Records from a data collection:
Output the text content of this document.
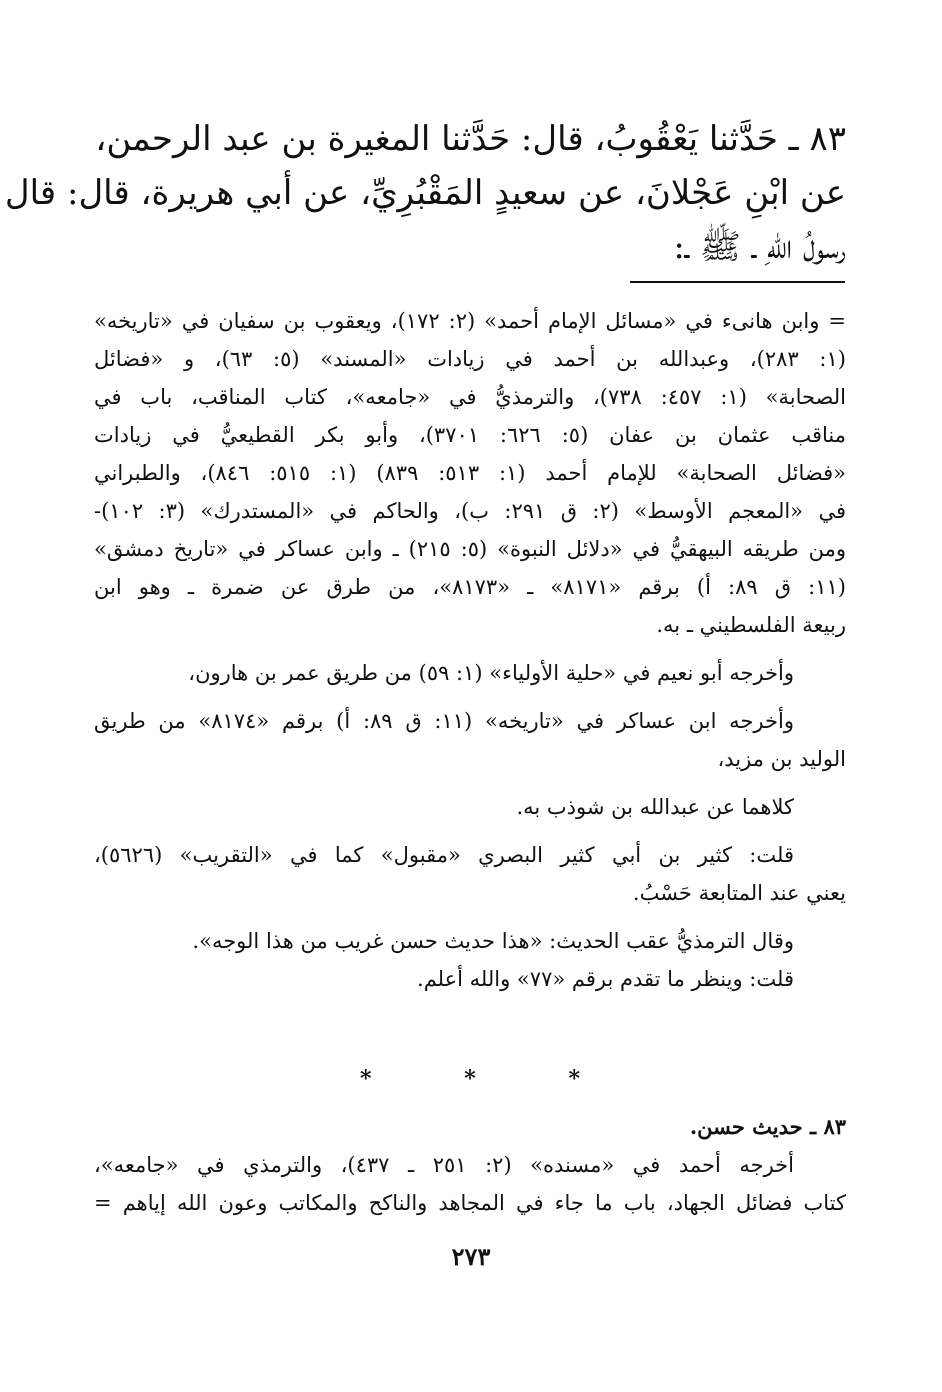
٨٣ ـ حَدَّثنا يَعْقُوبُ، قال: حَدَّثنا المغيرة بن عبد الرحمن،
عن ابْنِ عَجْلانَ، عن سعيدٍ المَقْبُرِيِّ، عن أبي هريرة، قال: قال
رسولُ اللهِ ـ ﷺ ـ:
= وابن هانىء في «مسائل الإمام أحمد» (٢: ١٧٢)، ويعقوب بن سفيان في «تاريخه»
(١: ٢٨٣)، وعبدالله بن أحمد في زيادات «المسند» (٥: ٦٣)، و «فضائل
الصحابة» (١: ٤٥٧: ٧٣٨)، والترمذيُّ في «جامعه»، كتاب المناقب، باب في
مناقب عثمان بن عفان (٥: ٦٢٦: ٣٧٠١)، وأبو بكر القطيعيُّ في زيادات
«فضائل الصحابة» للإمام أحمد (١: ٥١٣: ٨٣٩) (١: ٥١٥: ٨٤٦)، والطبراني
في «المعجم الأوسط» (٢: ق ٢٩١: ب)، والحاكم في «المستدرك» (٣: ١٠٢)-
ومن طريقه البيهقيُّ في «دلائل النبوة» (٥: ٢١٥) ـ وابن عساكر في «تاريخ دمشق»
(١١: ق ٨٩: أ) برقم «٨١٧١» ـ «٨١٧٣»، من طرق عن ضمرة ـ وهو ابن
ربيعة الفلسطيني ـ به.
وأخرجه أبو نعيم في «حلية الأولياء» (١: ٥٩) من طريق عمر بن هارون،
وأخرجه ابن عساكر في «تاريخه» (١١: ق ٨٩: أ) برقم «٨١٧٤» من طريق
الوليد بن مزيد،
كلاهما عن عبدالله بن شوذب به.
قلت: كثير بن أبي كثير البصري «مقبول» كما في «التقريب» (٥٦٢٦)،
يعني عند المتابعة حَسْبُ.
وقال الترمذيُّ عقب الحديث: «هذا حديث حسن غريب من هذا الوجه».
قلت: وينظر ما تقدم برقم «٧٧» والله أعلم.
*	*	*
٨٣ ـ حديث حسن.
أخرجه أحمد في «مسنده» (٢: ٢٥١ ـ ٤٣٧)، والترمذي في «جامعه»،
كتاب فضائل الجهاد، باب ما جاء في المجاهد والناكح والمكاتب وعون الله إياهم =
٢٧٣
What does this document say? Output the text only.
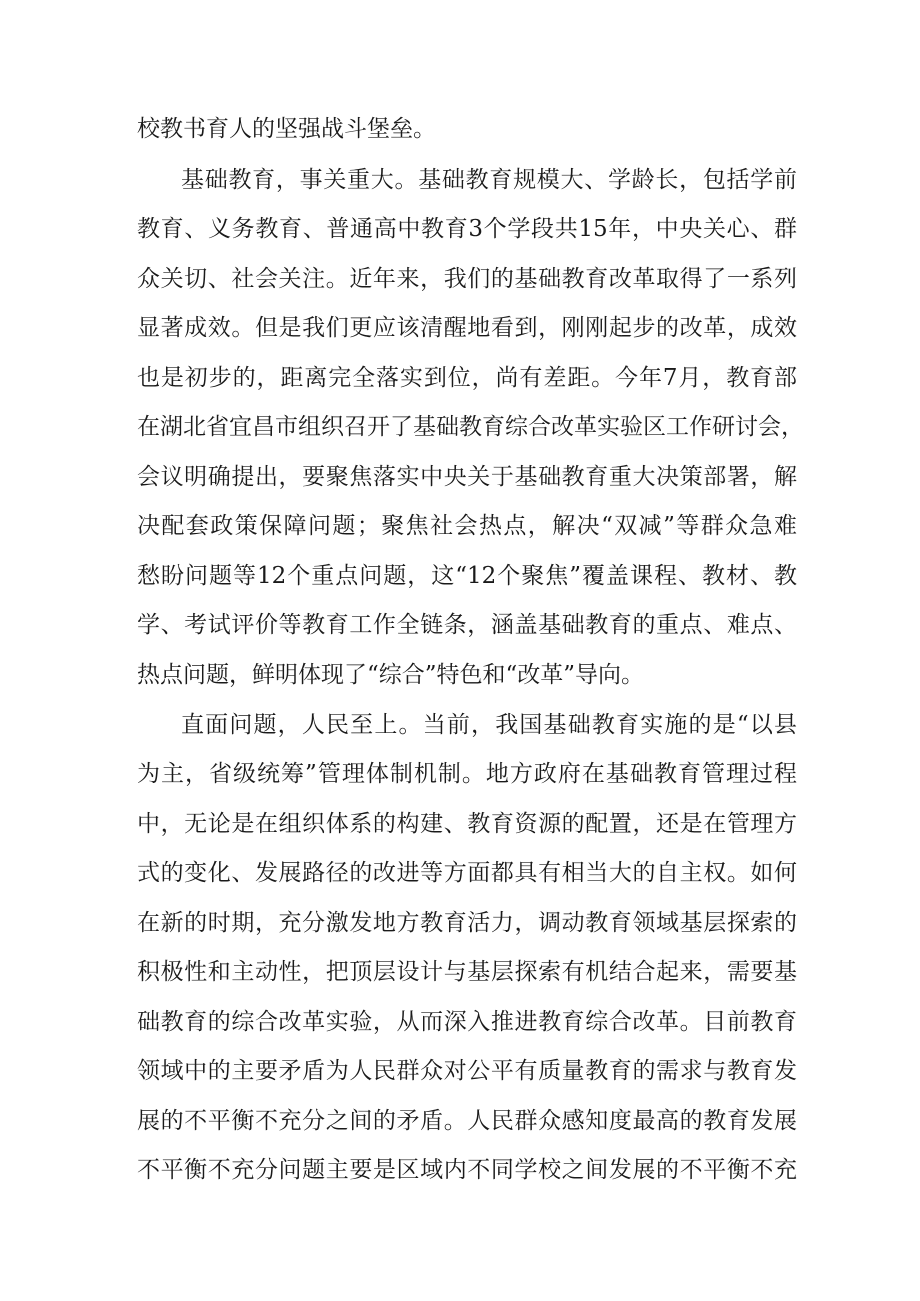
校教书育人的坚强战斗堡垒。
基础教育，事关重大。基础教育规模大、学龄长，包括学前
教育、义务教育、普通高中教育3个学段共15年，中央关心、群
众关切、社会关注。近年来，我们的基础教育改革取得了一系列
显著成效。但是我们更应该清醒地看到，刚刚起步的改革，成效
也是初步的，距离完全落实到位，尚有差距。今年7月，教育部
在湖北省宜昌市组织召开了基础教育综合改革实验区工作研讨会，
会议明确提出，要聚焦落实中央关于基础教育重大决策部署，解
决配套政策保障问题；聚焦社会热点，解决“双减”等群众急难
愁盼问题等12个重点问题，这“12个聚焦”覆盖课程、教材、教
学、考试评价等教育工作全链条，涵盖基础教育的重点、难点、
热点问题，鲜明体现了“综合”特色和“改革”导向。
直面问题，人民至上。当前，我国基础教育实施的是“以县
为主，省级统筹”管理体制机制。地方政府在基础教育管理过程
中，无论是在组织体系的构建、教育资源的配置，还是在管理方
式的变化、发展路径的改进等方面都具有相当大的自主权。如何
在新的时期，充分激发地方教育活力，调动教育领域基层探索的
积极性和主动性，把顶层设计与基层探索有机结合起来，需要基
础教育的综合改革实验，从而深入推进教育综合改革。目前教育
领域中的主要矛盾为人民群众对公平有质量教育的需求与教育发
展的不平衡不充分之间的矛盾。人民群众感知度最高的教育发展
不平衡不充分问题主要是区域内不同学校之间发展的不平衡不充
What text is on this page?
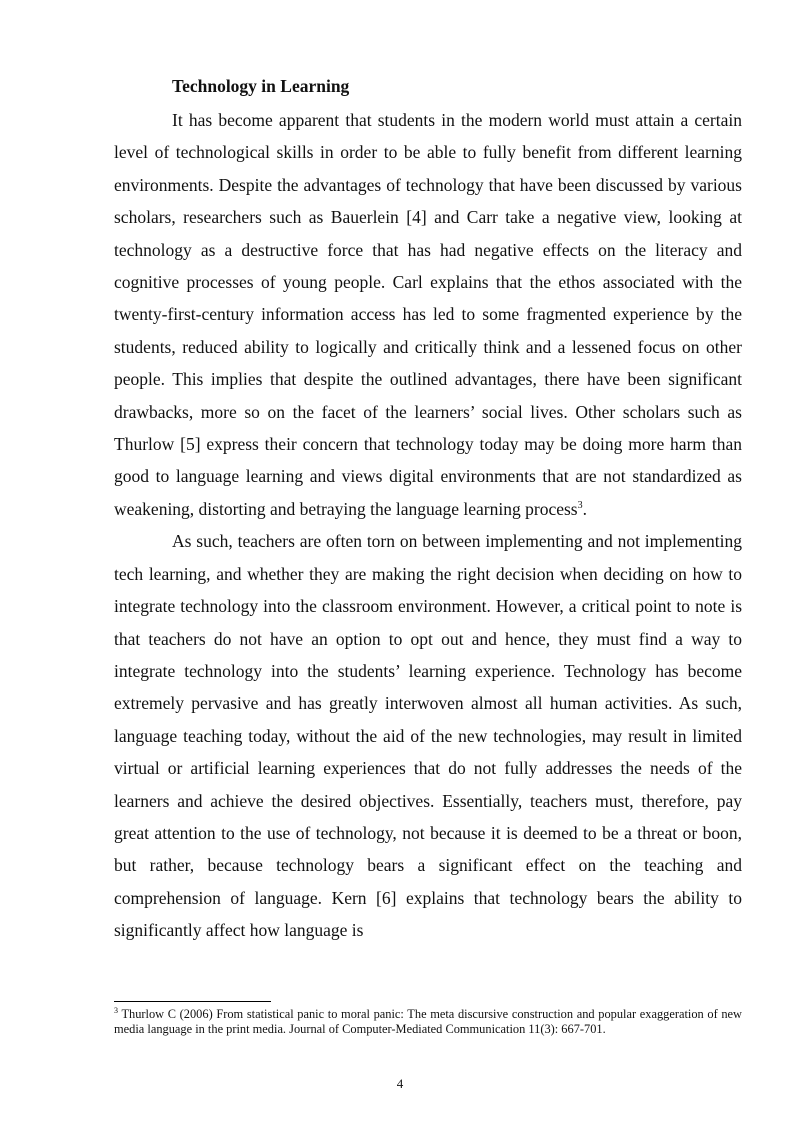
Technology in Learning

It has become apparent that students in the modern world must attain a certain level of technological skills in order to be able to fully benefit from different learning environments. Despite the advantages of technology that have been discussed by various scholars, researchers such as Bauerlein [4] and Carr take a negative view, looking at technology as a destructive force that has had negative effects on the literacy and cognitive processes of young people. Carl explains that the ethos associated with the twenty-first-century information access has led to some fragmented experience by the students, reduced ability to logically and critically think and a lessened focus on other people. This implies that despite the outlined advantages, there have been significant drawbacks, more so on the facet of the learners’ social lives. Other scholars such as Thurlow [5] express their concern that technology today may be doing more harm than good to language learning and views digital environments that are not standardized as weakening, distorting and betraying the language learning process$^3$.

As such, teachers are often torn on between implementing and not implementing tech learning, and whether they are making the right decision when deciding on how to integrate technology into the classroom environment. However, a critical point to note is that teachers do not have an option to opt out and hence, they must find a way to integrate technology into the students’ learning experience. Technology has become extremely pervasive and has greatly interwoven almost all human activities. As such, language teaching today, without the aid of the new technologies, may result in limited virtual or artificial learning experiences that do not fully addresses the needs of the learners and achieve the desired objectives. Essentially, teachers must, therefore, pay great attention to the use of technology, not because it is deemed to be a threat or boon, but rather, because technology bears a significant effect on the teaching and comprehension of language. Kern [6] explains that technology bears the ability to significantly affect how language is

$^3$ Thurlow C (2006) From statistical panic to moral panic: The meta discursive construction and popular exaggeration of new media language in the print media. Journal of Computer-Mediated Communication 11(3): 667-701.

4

▸ Exercise description: Restate each entry word for word, leaving out any pictures.

▸ Solution to this problem:
Output the text content of this document.
٨٣ ـ حَدَّثنا يَعْقُوبُ، قال: حَدَّثنا المغيرة بن عبد الرحمن،
عن ابْنِ عَجْلانَ، عن سعيدٍ المَقْبُرِيِّ، عن أبي هريرة، قال: قال
رسولُ اللهِ ـ ﷺ ـ:
= وابن هانىء في «مسائل الإمام أحمد» (٢: ١٧٢)، ويعقوب بن سفيان في «تاريخه»
(١: ٢٨٣)، وعبدالله بن أحمد في زيادات «المسند» (٥: ٦٣)، و «فضائل
الصحابة» (١: ٤٥٧: ٧٣٨)، والترمذيُّ في «جامعه»، كتاب المناقب، باب في
مناقب عثمان بن عفان (٥: ٦٢٦: ٣٧٠١)، وأبو بكر القطيعيُّ في زيادات
«فضائل الصحابة» للإمام أحمد (١: ٥١٣: ٨٣٩) (١: ٥١٥: ٨٤٦)، والطبراني
في «المعجم الأوسط» (٢: ق ٢٩١: ب)، والحاكم في «المستدرك» (٣: ١٠٢)-
ومن طريقه البيهقيُّ في «دلائل النبوة» (٥: ٢١٥) ـ وابن عساكر في «تاريخ دمشق»
(١١: ق ٨٩: أ) برقم «٨١٧١» ـ «٨١٧٣»، من طرق عن ضمرة ـ وهو ابن
ربيعة الفلسطيني ـ به.
وأخرجه أبو نعيم في «حلية الأولياء» (١: ٥٩) من طريق عمر بن هارون،
وأخرجه ابن عساكر في «تاريخه» (١١: ق ٨٩: أ) برقم «٨١٧٤» من طريق
الوليد بن مزيد،
كلاهما عن عبدالله بن شوذب به.
قلت: كثير بن أبي كثير البصري «مقبول» كما في «التقريب» (٥٦٢٦)،
يعني عند المتابعة حَسْبُ.
وقال الترمذيُّ عقب الحديث: «هذا حديث حسن غريب من هذا الوجه».
قلت: وينظر ما تقدم برقم «٧٧» والله أعلم.
*	*	*
٨٣ ـ حديث حسن.
أخرجه أحمد في «مسنده» (٢: ٢٥١ ـ ٤٣٧)، والترمذي في «جامعه»،
كتاب فضائل الجهاد، باب ما جاء في المجاهد والناكح والمكاتب وعون الله إياهم =
٢٧٣
What does this document say? Output the text only.
校教书育人的坚强战斗堡垒。
基础教育，事关重大。基础教育规模大、学龄长，包括学前
教育、义务教育、普通高中教育3个学段共15年，中央关心、群
众关切、社会关注。近年来，我们的基础教育改革取得了一系列
显著成效。但是我们更应该清醒地看到，刚刚起步的改革，成效
也是初步的，距离完全落实到位，尚有差距。今年7月，教育部
在湖北省宜昌市组织召开了基础教育综合改革实验区工作研讨会，
会议明确提出，要聚焦落实中央关于基础教育重大决策部署，解
决配套政策保障问题；聚焦社会热点，解决“双减”等群众急难
愁盼问题等12个重点问题，这“12个聚焦”覆盖课程、教材、教
学、考试评价等教育工作全链条，涵盖基础教育的重点、难点、
热点问题，鲜明体现了“综合”特色和“改革”导向。
直面问题，人民至上。当前，我国基础教育实施的是“以县
为主，省级统筹”管理体制机制。地方政府在基础教育管理过程
中，无论是在组织体系的构建、教育资源的配置，还是在管理方
式的变化、发展路径的改进等方面都具有相当大的自主权。如何
在新的时期，充分激发地方教育活力，调动教育领域基层探索的
积极性和主动性，把顶层设计与基层探索有机结合起来，需要基
础教育的综合改革实验，从而深入推进教育综合改革。目前教育
领域中的主要矛盾为人民群众对公平有质量教育的需求与教育发
展的不平衡不充分之间的矛盾。人民群众感知度最高的教育发展
不平衡不充分问题主要是区域内不同学校之间发展的不平衡不充
What text is on this page?
Technology in Learning

It has become apparent that students in the modern world must attain a certain level of technological skills in order to be able to fully benefit from different learning environments. Despite the advantages of technology that have been discussed by various scholars, researchers such as Bauerlein [4] and Carr take a negative view, looking at technology as a destructive force that has had negative effects on the literacy and cognitive processes of young people. Carl explains that the ethos associated with the twenty-first-century information access has led to some fragmented experience by the students, reduced ability to logically and critically think and a lessened focus on other people. This implies that despite the outlined advantages, there have been significant drawbacks, more so on the facet of the learners’ social lives. Other scholars such as Thurlow [5] express their concern that technology today may be doing more harm than good to language learning and views digital environments that are not standardized as weakening, distorting and betraying the language learning process$^3$.

As such, teachers are often torn on between implementing and not implementing tech learning, and whether they are making the right decision when deciding on how to integrate technology into the classroom environment. However, a critical point to note is that teachers do not have an option to opt out and hence, they must find a way to integrate technology into the students’ learning experience. Technology has become extremely pervasive and has greatly interwoven almost all human activities. As such, language teaching today, without the aid of the new technologies, may result in limited virtual or artificial learning experiences that do not fully addresses the needs of the learners and achieve the desired objectives. Essentially, teachers must, therefore, pay great attention to the use of technology, not because it is deemed to be a threat or boon, but rather, because technology bears a significant effect on the teaching and comprehension of language. Kern [6] explains that technology bears the ability to significantly affect how language is

$^3$ Thurlow C (2006) From statistical panic to moral panic: The meta discursive construction and popular exaggeration of new media language in the print media. Journal of Computer-Mediated Communication 11(3): 667-701.

4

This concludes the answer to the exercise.